In the data, extract each line that holds the string "chrome".

Saved data entries

______

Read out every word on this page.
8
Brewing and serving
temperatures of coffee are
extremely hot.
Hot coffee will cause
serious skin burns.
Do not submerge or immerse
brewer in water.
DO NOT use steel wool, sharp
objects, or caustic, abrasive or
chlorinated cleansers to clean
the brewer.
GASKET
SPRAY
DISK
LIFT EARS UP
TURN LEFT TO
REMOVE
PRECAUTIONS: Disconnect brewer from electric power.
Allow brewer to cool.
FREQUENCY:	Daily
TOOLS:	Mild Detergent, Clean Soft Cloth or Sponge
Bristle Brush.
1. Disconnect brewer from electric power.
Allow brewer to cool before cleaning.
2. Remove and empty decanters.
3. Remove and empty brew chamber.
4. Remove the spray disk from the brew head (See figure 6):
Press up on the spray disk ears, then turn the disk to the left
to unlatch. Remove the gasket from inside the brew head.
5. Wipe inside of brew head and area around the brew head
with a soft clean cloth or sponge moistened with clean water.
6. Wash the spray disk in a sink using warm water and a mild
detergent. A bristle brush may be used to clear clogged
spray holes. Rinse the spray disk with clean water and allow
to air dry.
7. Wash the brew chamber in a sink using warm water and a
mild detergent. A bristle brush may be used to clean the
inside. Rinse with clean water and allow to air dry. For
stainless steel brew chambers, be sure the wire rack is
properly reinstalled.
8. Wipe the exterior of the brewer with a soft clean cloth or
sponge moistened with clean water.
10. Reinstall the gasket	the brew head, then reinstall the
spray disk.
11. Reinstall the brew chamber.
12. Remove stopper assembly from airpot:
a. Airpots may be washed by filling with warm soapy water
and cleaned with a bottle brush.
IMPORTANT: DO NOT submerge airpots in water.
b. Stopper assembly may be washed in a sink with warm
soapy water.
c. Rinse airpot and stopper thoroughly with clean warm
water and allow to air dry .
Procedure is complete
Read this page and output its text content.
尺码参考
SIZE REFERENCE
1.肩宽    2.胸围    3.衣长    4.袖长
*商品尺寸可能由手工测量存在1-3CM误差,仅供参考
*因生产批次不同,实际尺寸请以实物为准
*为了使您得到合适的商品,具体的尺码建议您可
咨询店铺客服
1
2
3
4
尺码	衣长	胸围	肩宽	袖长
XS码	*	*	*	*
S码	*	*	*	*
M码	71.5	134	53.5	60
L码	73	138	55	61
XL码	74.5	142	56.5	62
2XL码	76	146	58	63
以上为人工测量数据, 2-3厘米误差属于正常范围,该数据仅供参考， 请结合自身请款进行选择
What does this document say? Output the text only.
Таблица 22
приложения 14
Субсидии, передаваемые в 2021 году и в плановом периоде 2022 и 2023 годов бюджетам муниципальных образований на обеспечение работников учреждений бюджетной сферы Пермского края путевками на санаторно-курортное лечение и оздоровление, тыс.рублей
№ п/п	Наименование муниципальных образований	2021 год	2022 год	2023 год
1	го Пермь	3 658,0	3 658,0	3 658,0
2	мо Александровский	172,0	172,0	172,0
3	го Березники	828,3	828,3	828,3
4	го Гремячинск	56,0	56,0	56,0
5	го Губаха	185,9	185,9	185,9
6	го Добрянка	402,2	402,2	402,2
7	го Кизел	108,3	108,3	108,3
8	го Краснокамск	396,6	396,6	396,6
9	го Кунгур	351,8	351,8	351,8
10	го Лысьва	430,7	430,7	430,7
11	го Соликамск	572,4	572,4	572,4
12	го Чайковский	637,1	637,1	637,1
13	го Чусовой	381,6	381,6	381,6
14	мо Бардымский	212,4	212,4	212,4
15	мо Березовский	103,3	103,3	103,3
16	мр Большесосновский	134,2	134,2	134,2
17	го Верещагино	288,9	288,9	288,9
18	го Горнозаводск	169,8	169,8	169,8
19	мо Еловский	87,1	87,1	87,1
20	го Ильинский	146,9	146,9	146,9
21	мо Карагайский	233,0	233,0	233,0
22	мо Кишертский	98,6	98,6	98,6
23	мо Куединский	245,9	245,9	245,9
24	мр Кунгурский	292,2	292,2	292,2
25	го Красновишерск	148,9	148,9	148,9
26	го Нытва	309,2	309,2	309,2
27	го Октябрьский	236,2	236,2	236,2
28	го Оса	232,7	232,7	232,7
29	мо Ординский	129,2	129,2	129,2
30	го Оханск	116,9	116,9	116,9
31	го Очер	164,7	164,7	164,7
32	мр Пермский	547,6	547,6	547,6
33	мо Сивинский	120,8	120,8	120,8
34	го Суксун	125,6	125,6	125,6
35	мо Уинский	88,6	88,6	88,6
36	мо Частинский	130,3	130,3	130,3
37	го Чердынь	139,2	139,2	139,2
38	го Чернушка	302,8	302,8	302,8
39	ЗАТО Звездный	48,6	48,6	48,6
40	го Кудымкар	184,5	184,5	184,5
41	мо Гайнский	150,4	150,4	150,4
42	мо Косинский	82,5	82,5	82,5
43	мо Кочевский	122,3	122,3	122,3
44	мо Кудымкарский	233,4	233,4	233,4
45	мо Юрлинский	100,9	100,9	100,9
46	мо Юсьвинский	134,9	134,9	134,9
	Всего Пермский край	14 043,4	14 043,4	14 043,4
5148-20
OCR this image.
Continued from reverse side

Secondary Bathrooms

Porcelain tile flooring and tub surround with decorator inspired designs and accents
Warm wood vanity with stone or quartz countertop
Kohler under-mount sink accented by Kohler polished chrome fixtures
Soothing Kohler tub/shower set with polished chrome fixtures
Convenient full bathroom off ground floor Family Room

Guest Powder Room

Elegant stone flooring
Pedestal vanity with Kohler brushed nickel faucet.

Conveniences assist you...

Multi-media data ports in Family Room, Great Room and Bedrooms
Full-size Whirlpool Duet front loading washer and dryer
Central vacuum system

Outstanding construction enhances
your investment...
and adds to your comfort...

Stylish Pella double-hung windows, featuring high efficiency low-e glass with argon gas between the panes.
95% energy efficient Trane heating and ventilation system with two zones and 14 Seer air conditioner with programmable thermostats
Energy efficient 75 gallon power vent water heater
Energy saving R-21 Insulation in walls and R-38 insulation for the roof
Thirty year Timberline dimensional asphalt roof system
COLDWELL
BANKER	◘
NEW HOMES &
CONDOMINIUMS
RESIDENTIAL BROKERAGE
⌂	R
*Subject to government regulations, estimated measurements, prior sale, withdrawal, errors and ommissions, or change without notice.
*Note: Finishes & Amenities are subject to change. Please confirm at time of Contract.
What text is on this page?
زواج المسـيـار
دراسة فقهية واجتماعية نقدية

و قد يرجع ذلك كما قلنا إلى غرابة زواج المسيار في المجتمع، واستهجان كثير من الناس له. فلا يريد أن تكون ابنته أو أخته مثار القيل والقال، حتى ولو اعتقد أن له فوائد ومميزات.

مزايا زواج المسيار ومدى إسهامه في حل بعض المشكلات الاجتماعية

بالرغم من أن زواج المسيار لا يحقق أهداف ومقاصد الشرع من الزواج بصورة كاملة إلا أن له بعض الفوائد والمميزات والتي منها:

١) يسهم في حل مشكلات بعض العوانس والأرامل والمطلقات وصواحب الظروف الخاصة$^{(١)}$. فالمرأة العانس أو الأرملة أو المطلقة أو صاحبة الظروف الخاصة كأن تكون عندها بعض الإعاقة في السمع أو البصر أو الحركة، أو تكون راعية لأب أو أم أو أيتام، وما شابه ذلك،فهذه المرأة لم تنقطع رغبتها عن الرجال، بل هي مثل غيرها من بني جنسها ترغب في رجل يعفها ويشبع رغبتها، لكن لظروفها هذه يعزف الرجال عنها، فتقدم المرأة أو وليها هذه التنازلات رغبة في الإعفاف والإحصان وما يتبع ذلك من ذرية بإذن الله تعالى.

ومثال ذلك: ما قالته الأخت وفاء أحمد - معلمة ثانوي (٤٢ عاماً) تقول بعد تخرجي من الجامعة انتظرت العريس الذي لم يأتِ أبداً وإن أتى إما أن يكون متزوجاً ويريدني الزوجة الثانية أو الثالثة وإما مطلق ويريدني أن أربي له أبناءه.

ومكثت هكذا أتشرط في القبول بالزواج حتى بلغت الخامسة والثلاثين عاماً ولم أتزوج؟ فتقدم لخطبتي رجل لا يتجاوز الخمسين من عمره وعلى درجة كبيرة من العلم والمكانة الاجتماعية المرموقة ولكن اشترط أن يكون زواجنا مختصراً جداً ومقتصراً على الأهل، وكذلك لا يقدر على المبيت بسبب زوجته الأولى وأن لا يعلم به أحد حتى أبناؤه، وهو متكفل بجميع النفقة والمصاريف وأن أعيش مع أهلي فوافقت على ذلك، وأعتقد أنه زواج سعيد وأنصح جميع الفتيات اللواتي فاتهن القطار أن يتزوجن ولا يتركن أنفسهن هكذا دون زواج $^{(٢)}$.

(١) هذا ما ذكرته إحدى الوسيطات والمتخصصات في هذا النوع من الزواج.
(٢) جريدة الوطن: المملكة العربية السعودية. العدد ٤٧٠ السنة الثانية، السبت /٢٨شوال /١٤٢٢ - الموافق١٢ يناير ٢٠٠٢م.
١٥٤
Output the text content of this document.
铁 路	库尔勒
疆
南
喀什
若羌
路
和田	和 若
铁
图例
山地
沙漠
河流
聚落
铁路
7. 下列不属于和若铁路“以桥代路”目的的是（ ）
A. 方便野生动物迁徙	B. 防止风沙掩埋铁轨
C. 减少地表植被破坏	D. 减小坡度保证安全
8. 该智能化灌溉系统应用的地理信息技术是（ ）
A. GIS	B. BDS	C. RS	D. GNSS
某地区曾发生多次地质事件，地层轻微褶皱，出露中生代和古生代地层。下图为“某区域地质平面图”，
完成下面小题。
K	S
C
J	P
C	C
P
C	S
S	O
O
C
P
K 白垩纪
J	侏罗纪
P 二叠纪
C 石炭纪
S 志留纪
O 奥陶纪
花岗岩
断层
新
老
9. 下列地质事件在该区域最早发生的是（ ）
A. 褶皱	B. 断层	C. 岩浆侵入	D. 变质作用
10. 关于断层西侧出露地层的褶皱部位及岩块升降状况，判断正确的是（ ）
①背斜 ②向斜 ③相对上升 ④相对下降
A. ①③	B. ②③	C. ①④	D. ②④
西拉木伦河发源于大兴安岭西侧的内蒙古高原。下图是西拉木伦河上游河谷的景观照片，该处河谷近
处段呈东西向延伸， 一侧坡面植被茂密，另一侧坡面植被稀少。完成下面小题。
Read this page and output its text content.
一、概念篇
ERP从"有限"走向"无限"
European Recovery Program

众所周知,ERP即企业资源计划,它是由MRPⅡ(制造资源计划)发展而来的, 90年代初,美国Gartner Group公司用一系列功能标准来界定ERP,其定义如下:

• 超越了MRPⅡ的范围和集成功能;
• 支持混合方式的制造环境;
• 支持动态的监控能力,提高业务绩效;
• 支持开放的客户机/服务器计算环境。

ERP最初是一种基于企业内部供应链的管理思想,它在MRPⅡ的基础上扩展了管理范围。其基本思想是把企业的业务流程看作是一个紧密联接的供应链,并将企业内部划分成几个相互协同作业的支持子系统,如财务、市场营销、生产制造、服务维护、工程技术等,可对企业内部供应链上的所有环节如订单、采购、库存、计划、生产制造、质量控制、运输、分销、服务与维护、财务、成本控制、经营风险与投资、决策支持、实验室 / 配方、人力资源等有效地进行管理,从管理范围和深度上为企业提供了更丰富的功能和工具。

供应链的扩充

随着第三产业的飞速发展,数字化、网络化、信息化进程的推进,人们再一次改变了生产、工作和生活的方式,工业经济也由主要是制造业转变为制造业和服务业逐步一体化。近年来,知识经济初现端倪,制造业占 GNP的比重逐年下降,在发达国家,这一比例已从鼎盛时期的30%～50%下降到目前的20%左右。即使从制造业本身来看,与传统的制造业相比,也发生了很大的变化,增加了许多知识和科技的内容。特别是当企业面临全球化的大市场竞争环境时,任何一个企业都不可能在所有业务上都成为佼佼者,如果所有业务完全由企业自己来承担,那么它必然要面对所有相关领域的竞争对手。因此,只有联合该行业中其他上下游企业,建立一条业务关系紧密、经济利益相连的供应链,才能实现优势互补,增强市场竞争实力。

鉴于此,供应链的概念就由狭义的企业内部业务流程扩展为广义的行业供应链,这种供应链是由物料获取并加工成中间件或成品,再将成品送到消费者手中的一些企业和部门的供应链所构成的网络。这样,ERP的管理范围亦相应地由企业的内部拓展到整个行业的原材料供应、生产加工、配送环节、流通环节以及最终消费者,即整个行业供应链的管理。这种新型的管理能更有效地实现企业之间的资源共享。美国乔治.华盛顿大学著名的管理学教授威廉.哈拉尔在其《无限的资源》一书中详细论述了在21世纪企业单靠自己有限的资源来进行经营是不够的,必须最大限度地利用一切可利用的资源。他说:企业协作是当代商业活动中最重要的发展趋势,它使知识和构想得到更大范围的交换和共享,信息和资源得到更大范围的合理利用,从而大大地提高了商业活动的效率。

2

______

The output:
Kohler under-mount sink accented by Kohler polished chrome fixtures
Soothing Kohler tub/shower set with polished chrome fixtures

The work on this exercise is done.